Instructions to follow » In the material below, list every line carrying the string "的颁布实施".

Records for processing »
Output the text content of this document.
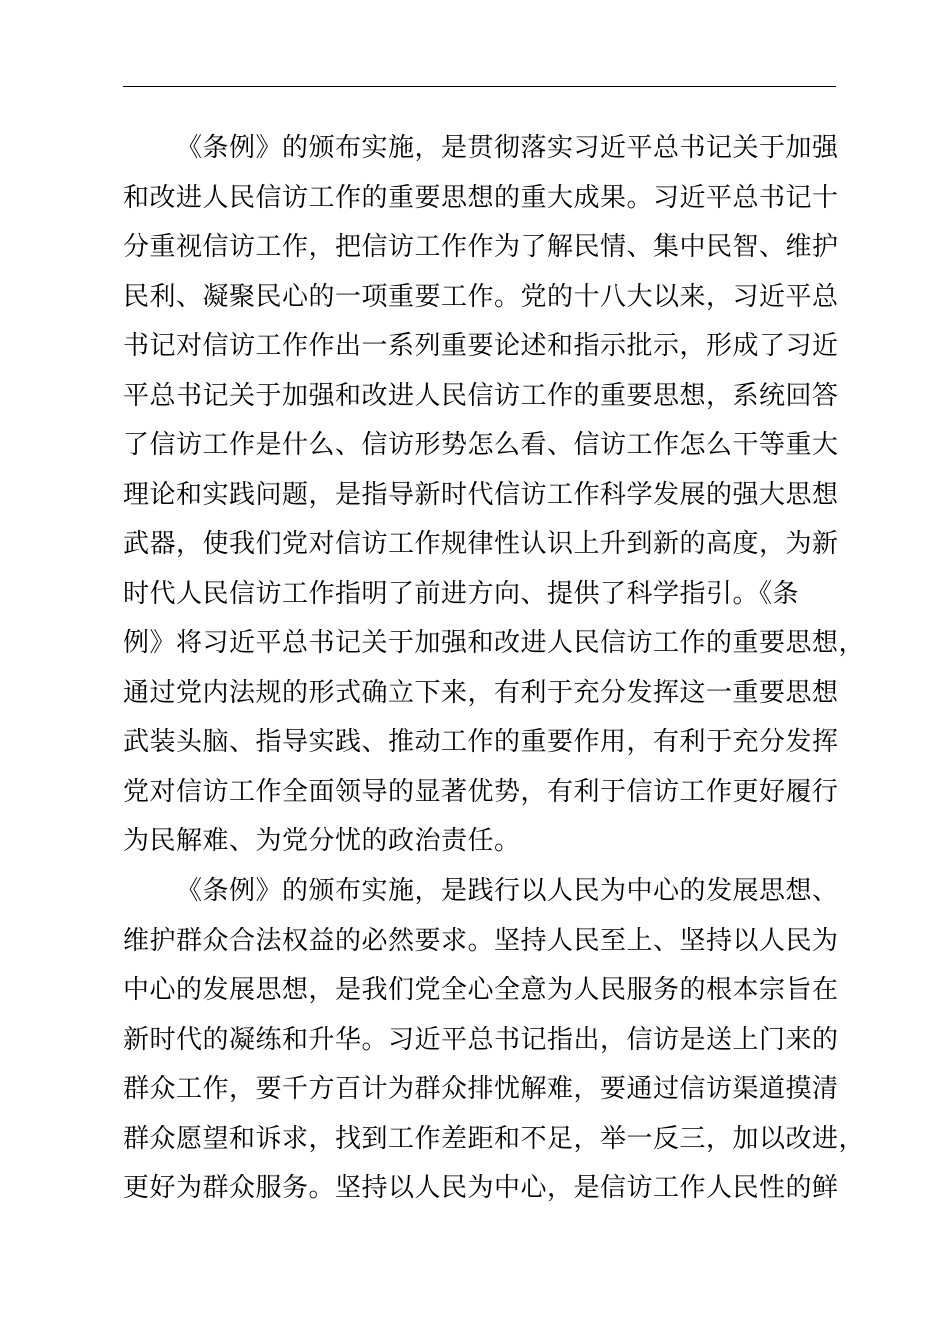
《条例》的颁布实施，是贯彻落实习近平总书记关于加强
和改进人民信访工作的重要思想的重大成果。习近平总书记十
分重视信访工作，把信访工作作为了解民情、集中民智、维护
民利、凝聚民心的一项重要工作。党的十八大以来，习近平总
书记对信访工作作出一系列重要论述和指示批示，形成了习近
平总书记关于加强和改进人民信访工作的重要思想，系统回答
了信访工作是什么、信访形势怎么看、信访工作怎么干等重大
理论和实践问题，是指导新时代信访工作科学发展的强大思想
武器，使我们党对信访工作规律性认识上升到新的高度，为新
时代人民信访工作指明了前进方向、提供了科学指引。《条
例》将习近平总书记关于加强和改进人民信访工作的重要思想，
通过党内法规的形式确立下来，有利于充分发挥这一重要思想
武装头脑、指导实践、推动工作的重要作用，有利于充分发挥
党对信访工作全面领导的显著优势，有利于信访工作更好履行
为民解难、为党分忧的政治责任。
《条例》的颁布实施，是践行以人民为中心的发展思想、
维护群众合法权益的必然要求。坚持人民至上、坚持以人民为
中心的发展思想，是我们党全心全意为人民服务的根本宗旨在
新时代的凝练和升华。习近平总书记指出，信访是送上门来的
群众工作，要千方百计为群众排忧解难，要通过信访渠道摸清
群众愿望和诉求，找到工作差距和不足，举一反三，加以改进，
更好为群众服务。坚持以人民为中心，是信访工作人民性的鲜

Solution for this exercise »
《条例》的颁布实施，是贯彻落实习近平总书记关于加强
《条例》的颁布实施，是践行以人民为中心的发展思想、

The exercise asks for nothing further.